* GIVEN INSTRUCTION *
Every line of the material below should be repeated exactly.

* Extracts from a graphics dataset *

________________________

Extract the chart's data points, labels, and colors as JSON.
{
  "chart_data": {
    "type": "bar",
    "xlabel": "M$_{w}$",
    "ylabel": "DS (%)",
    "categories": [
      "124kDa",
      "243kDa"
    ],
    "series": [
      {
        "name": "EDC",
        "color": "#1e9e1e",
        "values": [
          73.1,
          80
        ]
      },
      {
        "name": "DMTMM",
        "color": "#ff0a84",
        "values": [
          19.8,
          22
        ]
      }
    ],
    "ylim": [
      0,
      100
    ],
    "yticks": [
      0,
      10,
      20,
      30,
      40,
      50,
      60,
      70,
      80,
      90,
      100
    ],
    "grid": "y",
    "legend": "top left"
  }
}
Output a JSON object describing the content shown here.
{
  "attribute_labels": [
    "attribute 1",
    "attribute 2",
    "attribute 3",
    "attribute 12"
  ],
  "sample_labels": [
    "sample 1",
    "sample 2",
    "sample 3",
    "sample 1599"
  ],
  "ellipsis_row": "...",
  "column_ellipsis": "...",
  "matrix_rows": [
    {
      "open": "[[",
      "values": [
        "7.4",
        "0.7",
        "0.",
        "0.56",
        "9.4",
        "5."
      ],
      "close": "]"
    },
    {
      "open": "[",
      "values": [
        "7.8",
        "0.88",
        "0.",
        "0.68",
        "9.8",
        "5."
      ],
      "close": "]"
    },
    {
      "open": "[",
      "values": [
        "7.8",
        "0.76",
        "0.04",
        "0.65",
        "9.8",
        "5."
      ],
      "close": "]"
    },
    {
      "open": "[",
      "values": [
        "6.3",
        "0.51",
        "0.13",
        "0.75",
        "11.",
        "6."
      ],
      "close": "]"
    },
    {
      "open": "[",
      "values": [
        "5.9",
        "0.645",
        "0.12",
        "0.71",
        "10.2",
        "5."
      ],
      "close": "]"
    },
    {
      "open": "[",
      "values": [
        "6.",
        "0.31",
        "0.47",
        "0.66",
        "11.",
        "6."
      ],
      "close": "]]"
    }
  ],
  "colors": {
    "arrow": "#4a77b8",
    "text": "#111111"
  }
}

________________________

* EXERCISE RESPONSE *
Extract the chart's data points, labels, and colors as JSON.
{
  "chart_data": {
    "type": "bar",
    "xlabel": "M$_{w}$",
    "ylabel": "DS (%)",
    "categories": [
      "124kDa",
      "243kDa"
    ],
    "series": [
      {
        "name": "EDC",
        "color": "#1e9e1e",
        "values": [
          73.1,
          80
        ]
      },
      {
        "name": "DMTMM",
        "color": "#ff0a84",
        "values": [
          19.8,
          22
        ]
      }
    ],
    "ylim": [
      0,
      100
    ],
    "yticks": [
      0,
      10,
      20,
      30,
      40,
      50,
      60,
      70,
      80,
      90,
      100
    ],
    "grid": "y",
    "legend": "top left"
  }
}
Output a JSON object describing the content shown here.
{
  "attribute_labels": [
    "attribute 1",
    "attribute 2",
    "attribute 3",
    "attribute 12"
  ],
  "sample_labels": [
    "sample 1",
    "sample 2",
    "sample 3",
    "sample 1599"
  ],
  "ellipsis_row": "...",
  "column_ellipsis": "...",
  "matrix_rows": [
    {
      "open": "[[",
      "values": [
        "7.4",
        "0.7",
        "0.",
        "0.56",
        "9.4",
        "5."
      ],
      "close": "]"
    },
    {
      "open": "[",
      "values": [
        "7.8",
        "0.88",
        "0.",
        "0.68",
        "9.8",
        "5."
      ],
      "close": "]"
    },
    {
      "open": "[",
      "values": [
        "7.8",
        "0.76",
        "0.04",
        "0.65",
        "9.8",
        "5."
      ],
      "close": "]"
    },
    {
      "open": "[",
      "values": [
        "6.3",
        "0.51",
        "0.13",
        "0.75",
        "11.",
        "6."
      ],
      "close": "]"
    },
    {
      "open": "[",
      "values": [
        "5.9",
        "0.645",
        "0.12",
        "0.71",
        "10.2",
        "5."
      ],
      "close": "]"
    },
    {
      "open": "[",
      "values": [
        "6.",
        "0.31",
        "0.47",
        "0.66",
        "11.",
        "6."
      ],
      "close": "]]"
    }
  ],
  "colors": {
    "arrow": "#4a77b8",
    "text": "#111111"
  }
}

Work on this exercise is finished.